Task statement:
Look through the entries and report how many lines include the word "thiếu". Give the number alone.

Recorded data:
· · · · · · ·

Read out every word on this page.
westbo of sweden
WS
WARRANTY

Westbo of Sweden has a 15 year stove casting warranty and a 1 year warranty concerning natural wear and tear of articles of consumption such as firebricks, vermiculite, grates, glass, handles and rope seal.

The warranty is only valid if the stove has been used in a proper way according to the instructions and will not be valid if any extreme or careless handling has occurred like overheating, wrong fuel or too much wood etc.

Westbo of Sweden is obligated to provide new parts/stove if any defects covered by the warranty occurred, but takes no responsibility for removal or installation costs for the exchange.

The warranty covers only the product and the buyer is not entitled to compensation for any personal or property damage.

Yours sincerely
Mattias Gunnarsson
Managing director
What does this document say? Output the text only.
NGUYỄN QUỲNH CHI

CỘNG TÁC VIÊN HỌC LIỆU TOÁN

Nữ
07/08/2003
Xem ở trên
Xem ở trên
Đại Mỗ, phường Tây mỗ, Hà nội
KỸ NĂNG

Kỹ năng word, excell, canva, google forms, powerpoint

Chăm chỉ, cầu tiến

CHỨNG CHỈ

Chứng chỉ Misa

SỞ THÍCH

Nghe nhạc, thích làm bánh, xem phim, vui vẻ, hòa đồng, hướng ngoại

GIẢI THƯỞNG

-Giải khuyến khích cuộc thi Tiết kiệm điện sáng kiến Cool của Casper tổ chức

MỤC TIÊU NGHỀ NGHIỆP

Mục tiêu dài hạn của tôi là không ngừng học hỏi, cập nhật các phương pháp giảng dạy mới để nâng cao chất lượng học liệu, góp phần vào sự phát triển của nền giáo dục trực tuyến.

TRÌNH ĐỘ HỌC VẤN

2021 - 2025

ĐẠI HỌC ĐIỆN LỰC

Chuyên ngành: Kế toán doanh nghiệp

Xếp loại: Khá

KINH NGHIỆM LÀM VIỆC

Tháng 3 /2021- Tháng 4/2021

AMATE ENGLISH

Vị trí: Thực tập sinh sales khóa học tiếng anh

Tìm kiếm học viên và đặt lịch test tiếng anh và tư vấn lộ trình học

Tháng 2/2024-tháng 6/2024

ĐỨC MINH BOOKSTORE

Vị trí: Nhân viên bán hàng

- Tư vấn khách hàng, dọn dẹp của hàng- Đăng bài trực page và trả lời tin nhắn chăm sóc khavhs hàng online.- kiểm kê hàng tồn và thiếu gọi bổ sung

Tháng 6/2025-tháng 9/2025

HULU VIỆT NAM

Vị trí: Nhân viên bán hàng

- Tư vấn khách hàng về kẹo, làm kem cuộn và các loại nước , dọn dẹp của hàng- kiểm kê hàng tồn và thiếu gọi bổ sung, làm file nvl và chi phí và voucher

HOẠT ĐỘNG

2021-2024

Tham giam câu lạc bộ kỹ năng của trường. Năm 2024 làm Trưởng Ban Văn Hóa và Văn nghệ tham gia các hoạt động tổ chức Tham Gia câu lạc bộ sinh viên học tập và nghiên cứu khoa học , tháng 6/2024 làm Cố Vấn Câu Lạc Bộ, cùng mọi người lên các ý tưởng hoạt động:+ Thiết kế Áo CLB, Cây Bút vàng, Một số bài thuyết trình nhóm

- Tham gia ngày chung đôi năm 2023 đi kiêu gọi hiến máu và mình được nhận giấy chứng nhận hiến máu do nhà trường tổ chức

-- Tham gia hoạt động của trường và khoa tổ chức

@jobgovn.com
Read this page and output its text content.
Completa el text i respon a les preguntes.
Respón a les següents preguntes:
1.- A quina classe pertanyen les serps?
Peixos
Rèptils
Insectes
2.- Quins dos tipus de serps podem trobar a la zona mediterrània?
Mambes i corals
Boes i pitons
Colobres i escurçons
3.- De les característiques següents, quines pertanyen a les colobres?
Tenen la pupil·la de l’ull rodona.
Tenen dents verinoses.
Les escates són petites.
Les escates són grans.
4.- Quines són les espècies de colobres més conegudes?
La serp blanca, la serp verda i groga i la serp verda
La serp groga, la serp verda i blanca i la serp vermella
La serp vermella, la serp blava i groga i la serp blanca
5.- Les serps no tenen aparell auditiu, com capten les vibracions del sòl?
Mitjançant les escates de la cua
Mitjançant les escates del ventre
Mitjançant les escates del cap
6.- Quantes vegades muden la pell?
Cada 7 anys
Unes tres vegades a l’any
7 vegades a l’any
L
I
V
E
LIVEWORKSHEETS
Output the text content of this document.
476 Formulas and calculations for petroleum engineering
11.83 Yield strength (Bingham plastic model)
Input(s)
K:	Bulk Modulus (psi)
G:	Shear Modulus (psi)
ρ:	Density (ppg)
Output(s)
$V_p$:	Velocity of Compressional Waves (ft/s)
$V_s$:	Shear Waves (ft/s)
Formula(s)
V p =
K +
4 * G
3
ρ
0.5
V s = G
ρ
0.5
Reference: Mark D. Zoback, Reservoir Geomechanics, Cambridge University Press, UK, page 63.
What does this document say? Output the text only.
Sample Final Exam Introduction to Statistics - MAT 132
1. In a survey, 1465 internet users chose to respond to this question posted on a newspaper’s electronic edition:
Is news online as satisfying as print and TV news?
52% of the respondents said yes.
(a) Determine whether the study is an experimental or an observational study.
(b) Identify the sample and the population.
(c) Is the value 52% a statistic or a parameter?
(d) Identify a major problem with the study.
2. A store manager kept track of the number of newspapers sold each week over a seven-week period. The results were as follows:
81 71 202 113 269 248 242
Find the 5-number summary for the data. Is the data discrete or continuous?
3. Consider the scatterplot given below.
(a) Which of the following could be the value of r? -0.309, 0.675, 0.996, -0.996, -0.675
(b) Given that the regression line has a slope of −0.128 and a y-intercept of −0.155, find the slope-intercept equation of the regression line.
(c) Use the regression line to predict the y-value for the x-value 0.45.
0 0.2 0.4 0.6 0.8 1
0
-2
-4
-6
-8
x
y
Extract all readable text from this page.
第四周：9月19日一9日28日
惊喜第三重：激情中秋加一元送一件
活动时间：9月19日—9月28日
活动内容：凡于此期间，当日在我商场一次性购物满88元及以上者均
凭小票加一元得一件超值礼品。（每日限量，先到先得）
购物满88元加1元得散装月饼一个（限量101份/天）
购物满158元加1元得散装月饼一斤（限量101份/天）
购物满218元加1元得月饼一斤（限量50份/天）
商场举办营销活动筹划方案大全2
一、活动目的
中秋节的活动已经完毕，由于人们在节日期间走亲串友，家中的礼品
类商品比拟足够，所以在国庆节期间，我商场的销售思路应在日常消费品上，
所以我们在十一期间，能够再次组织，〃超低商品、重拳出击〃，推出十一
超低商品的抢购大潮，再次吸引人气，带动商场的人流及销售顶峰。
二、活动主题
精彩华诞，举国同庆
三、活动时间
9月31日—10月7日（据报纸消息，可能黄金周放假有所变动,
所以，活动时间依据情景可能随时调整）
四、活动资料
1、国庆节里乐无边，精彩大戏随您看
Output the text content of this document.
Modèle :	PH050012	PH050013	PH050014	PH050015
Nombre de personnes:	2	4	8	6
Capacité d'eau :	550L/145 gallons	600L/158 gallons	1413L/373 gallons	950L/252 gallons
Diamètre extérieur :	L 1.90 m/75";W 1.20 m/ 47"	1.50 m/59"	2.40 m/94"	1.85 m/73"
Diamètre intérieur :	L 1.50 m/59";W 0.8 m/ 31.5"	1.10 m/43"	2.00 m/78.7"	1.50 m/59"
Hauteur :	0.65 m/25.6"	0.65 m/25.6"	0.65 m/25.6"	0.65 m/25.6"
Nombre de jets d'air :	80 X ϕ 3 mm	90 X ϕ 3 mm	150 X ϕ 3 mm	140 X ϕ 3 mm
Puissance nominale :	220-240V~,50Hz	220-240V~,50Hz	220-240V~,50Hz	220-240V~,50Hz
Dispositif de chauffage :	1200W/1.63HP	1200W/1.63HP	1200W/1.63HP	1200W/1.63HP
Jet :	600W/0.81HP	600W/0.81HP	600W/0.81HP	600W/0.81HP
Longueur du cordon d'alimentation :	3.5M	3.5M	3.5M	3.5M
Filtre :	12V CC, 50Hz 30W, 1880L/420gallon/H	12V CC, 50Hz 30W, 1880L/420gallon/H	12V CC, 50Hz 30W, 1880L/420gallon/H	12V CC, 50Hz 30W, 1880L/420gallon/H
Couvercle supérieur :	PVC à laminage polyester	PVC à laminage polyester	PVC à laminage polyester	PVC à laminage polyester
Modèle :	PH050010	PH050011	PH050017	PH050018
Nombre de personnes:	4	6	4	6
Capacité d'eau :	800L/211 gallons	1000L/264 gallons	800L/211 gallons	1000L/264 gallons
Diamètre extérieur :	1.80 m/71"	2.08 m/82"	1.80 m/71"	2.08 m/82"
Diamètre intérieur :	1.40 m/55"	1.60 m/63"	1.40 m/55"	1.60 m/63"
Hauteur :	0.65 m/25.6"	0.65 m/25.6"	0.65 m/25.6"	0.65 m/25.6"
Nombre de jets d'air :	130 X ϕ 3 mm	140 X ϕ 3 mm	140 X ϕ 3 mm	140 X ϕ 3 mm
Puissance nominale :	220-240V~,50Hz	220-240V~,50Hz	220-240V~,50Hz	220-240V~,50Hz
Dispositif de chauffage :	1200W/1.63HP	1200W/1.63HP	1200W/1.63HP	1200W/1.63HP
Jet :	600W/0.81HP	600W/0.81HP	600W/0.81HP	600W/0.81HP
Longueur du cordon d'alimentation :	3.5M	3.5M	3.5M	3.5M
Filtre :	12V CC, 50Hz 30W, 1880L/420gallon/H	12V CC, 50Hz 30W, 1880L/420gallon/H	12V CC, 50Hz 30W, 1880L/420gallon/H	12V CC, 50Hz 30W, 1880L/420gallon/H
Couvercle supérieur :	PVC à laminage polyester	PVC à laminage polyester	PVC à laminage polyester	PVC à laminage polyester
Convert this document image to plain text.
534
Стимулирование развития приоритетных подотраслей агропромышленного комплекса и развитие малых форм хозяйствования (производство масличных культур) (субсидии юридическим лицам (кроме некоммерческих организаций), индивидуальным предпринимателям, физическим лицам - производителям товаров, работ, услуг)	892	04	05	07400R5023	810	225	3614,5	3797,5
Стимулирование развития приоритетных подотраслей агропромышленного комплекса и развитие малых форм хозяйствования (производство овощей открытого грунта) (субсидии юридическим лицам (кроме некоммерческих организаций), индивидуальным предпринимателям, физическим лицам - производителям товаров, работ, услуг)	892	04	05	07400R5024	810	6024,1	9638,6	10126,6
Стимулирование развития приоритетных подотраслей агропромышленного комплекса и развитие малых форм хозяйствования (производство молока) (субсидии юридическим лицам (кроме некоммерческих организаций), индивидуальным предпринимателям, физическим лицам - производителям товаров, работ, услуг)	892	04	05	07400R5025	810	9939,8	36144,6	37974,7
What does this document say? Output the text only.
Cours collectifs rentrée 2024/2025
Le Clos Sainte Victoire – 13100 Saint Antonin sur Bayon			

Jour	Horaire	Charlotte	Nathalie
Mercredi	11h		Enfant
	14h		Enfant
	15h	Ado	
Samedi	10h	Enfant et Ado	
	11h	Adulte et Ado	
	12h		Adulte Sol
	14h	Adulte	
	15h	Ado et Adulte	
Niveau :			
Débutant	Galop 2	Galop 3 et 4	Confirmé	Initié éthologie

· · · · · · ·

Reply:
2